Stored items from a collection
○ ○ ○
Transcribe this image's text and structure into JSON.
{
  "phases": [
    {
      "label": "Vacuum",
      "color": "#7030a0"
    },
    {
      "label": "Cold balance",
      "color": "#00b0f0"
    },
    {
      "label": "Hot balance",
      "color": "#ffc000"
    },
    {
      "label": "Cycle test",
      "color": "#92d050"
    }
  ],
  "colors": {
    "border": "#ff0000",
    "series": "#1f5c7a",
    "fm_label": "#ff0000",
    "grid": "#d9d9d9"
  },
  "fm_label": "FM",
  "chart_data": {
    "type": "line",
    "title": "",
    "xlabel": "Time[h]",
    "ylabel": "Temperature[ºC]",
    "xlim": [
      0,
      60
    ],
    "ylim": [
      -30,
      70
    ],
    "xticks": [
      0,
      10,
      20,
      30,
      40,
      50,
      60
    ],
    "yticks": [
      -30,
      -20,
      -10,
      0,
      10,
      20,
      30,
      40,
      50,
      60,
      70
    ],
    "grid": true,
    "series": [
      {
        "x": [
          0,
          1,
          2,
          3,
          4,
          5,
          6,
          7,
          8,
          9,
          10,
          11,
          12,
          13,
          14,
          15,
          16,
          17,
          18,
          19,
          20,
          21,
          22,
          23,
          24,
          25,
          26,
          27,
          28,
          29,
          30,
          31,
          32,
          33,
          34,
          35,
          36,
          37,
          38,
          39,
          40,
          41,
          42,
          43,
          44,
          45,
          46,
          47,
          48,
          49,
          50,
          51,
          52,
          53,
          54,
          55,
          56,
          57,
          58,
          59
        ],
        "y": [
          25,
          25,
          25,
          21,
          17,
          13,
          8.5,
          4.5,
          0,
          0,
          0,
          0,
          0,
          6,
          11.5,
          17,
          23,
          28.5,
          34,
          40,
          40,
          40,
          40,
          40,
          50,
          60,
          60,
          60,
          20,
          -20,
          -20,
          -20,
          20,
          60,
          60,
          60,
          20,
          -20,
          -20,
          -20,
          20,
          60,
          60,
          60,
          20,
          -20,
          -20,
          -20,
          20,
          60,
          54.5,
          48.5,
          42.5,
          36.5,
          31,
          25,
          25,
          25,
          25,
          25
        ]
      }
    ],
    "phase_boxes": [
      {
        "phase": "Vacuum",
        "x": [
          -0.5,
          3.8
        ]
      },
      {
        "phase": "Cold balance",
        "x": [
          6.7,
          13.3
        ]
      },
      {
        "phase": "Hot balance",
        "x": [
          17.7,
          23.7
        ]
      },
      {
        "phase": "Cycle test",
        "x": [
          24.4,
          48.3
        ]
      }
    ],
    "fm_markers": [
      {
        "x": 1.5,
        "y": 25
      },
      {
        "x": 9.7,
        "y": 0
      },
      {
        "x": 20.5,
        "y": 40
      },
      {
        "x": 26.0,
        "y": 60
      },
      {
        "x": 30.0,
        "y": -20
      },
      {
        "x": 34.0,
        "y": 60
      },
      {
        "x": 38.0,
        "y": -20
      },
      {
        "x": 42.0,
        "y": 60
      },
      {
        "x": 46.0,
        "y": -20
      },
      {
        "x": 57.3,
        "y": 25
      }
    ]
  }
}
○ ○ ○
WORK INSTRUCTIONS – Copy every line above in which the string "Cold" shows up.

WRITTEN REPLY –
      "label": "Cold balance",
        "phase": "Cold balance",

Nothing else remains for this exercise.